* [WHAT THIS TASK INVOLVES]: Can you transcribe every entry word for word, skipping the images?

(begin)

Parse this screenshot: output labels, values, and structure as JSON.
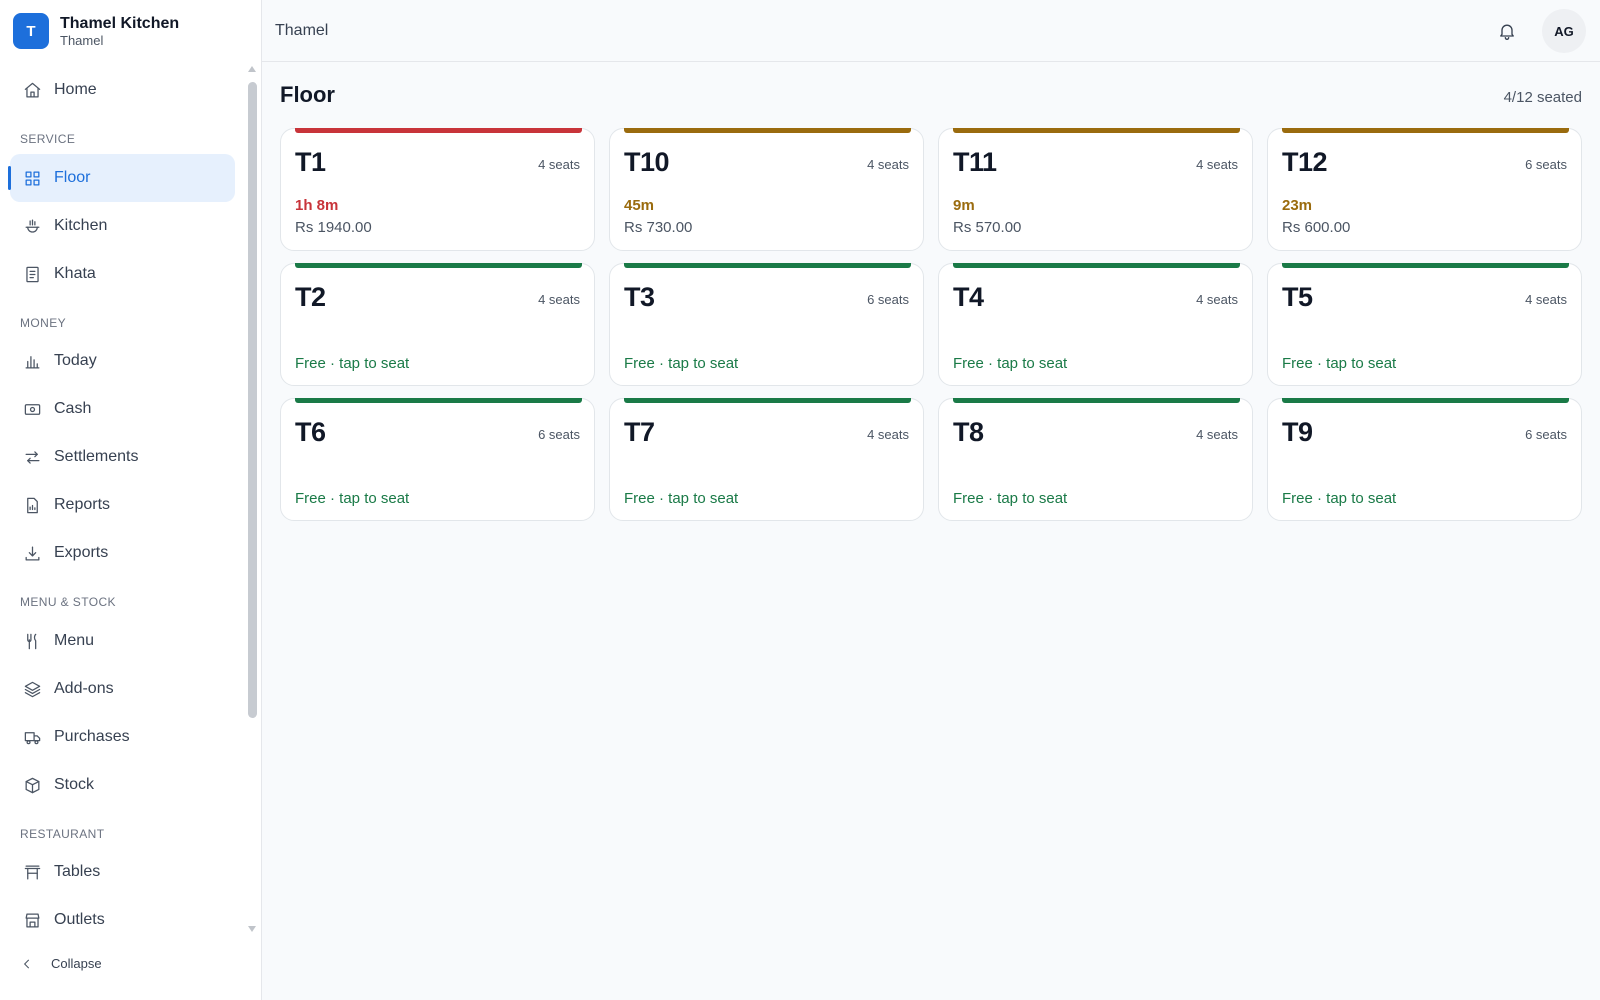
{
  "brand": {
    "logo_letter": "T",
    "name": "Thamel Kitchen",
    "outlet": "Thamel"
  },
  "nav": {
    "top": [
      {
        "label": "Home",
        "icon": "home-icon"
      }
    ],
    "sections": [
      {
        "label": "SERVICE",
        "items": [
          {
            "label": "Floor",
            "icon": "grid-icon",
            "active": true
          },
          {
            "label": "Kitchen",
            "icon": "pot-icon"
          },
          {
            "label": "Khata",
            "icon": "ledger-icon"
          }
        ]
      },
      {
        "label": "MONEY",
        "items": [
          {
            "label": "Today",
            "icon": "bar-chart-icon"
          },
          {
            "label": "Cash",
            "icon": "banknote-icon"
          },
          {
            "label": "Settlements",
            "icon": "arrows-icon"
          },
          {
            "label": "Reports",
            "icon": "report-icon"
          },
          {
            "label": "Exports",
            "icon": "download-icon"
          }
        ]
      },
      {
        "label": "MENU & STOCK",
        "items": [
          {
            "label": "Menu",
            "icon": "utensils-icon"
          },
          {
            "label": "Add-ons",
            "icon": "layers-icon"
          },
          {
            "label": "Purchases",
            "icon": "truck-icon"
          },
          {
            "label": "Stock",
            "icon": "box-icon"
          }
        ]
      },
      {
        "label": "RESTAURANT",
        "items": [
          {
            "label": "Tables",
            "icon": "table-icon"
          },
          {
            "label": "Outlets",
            "icon": "store-icon"
          }
        ]
      }
    ],
    "collapse_label": "Collapse"
  },
  "topbar": {
    "title": "Thamel",
    "avatar_initials": "AG"
  },
  "main": {
    "title": "Floor",
    "seated_summary": "4/12 seated",
    "tables": [
      {
        "name": "T1",
        "seats": "4 seats",
        "status": "occupied",
        "elapsed": "1h 8m",
        "amount": "Rs 1940.00",
        "color": "#c8343a"
      },
      {
        "name": "T10",
        "seats": "4 seats",
        "status": "occupied",
        "elapsed": "45m",
        "amount": "Rs 730.00",
        "color": "#9a6b0e"
      },
      {
        "name": "T11",
        "seats": "4 seats",
        "status": "occupied",
        "elapsed": "9m",
        "amount": "Rs 570.00",
        "color": "#9a6b0e"
      },
      {
        "name": "T12",
        "seats": "6 seats",
        "status": "occupied",
        "elapsed": "23m",
        "amount": "Rs 600.00",
        "color": "#9a6b0e"
      },
      {
        "name": "T2",
        "seats": "4 seats",
        "status": "free",
        "free_label": "Free · tap to seat",
        "color": "#1a7a47"
      },
      {
        "name": "T3",
        "seats": "6 seats",
        "status": "free",
        "free_label": "Free · tap to seat",
        "color": "#1a7a47"
      },
      {
        "name": "T4",
        "seats": "4 seats",
        "status": "free",
        "free_label": "Free · tap to seat",
        "color": "#1a7a47"
      },
      {
        "name": "T5",
        "seats": "4 seats",
        "status": "free",
        "free_label": "Free · tap to seat",
        "color": "#1a7a47"
      },
      {
        "name": "T6",
        "seats": "6 seats",
        "status": "free",
        "free_label": "Free · tap to seat",
        "color": "#1a7a47"
      },
      {
        "name": "T7",
        "seats": "4 seats",
        "status": "free",
        "free_label": "Free · tap to seat",
        "color": "#1a7a47"
      },
      {
        "name": "T8",
        "seats": "4 seats",
        "status": "free",
        "free_label": "Free · tap to seat",
        "color": "#1a7a47"
      },
      {
        "name": "T9",
        "seats": "6 seats",
        "status": "free",
        "free_label": "Free · tap to seat",
        "color": "#1a7a47"
      }
    ]
  }
}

(end)

* [WRITTEN RESPONSE]:
Parse this screenshot: output labels, values, and structure as JSON.
{
  "brand": {
    "logo_letter": "T",
    "name": "Thamel Kitchen",
    "outlet": "Thamel"
  },
  "nav": {
    "top": [
      {
        "label": "Home",
        "icon": "home-icon"
      }
    ],
    "sections": [
      {
        "label": "SERVICE",
        "items": [
          {
            "label": "Floor",
            "icon": "grid-icon",
            "active": true
          },
          {
            "label": "Kitchen",
            "icon": "pot-icon"
          },
          {
            "label": "Khata",
            "icon": "ledger-icon"
          }
        ]
      },
      {
        "label": "MONEY",
        "items": [
          {
            "label": "Today",
            "icon": "bar-chart-icon"
          },
          {
            "label": "Cash",
            "icon": "banknote-icon"
          },
          {
            "label": "Settlements",
            "icon": "arrows-icon"
          },
          {
            "label": "Reports",
            "icon": "report-icon"
          },
          {
            "label": "Exports",
            "icon": "download-icon"
          }
        ]
      },
      {
        "label": "MENU & STOCK",
        "items": [
          {
            "label": "Menu",
            "icon": "utensils-icon"
          },
          {
            "label": "Add-ons",
            "icon": "layers-icon"
          },
          {
            "label": "Purchases",
            "icon": "truck-icon"
          },
          {
            "label": "Stock",
            "icon": "box-icon"
          }
        ]
      },
      {
        "label": "RESTAURANT",
        "items": [
          {
            "label": "Tables",
            "icon": "table-icon"
          },
          {
            "label": "Outlets",
            "icon": "store-icon"
          }
        ]
      }
    ],
    "collapse_label": "Collapse"
  },
  "topbar": {
    "title": "Thamel",
    "avatar_initials": "AG"
  },
  "main": {
    "title": "Floor",
    "seated_summary": "4/12 seated",
    "tables": [
      {
        "name": "T1",
        "seats": "4 seats",
        "status": "occupied",
        "elapsed": "1h 8m",
        "amount": "Rs 1940.00",
        "color": "#c8343a"
      },
      {
        "name": "T10",
        "seats": "4 seats",
        "status": "occupied",
        "elapsed": "45m",
        "amount": "Rs 730.00",
        "color": "#9a6b0e"
      },
      {
        "name": "T11",
        "seats": "4 seats",
        "status": "occupied",
        "elapsed": "9m",
        "amount": "Rs 570.00",
        "color": "#9a6b0e"
      },
      {
        "name": "T12",
        "seats": "6 seats",
        "status": "occupied",
        "elapsed": "23m",
        "amount": "Rs 600.00",
        "color": "#9a6b0e"
      },
      {
        "name": "T2",
        "seats": "4 seats",
        "status": "free",
        "free_label": "Free · tap to seat",
        "color": "#1a7a47"
      },
      {
        "name": "T3",
        "seats": "6 seats",
        "status": "free",
        "free_label": "Free · tap to seat",
        "color": "#1a7a47"
      },
      {
        "name": "T4",
        "seats": "4 seats",
        "status": "free",
        "free_label": "Free · tap to seat",
        "color": "#1a7a47"
      },
      {
        "name": "T5",
        "seats": "4 seats",
        "status": "free",
        "free_label": "Free · tap to seat",
        "color": "#1a7a47"
      },
      {
        "name": "T6",
        "seats": "6 seats",
        "status": "free",
        "free_label": "Free · tap to seat",
        "color": "#1a7a47"
      },
      {
        "name": "T7",
        "seats": "4 seats",
        "status": "free",
        "free_label": "Free · tap to seat",
        "color": "#1a7a47"
      },
      {
        "name": "T8",
        "seats": "4 seats",
        "status": "free",
        "free_label": "Free · tap to seat",
        "color": "#1a7a47"
      },
      {
        "name": "T9",
        "seats": "6 seats",
        "status": "free",
        "free_label": "Free · tap to seat",
        "color": "#1a7a47"
      }
    ]
  }
}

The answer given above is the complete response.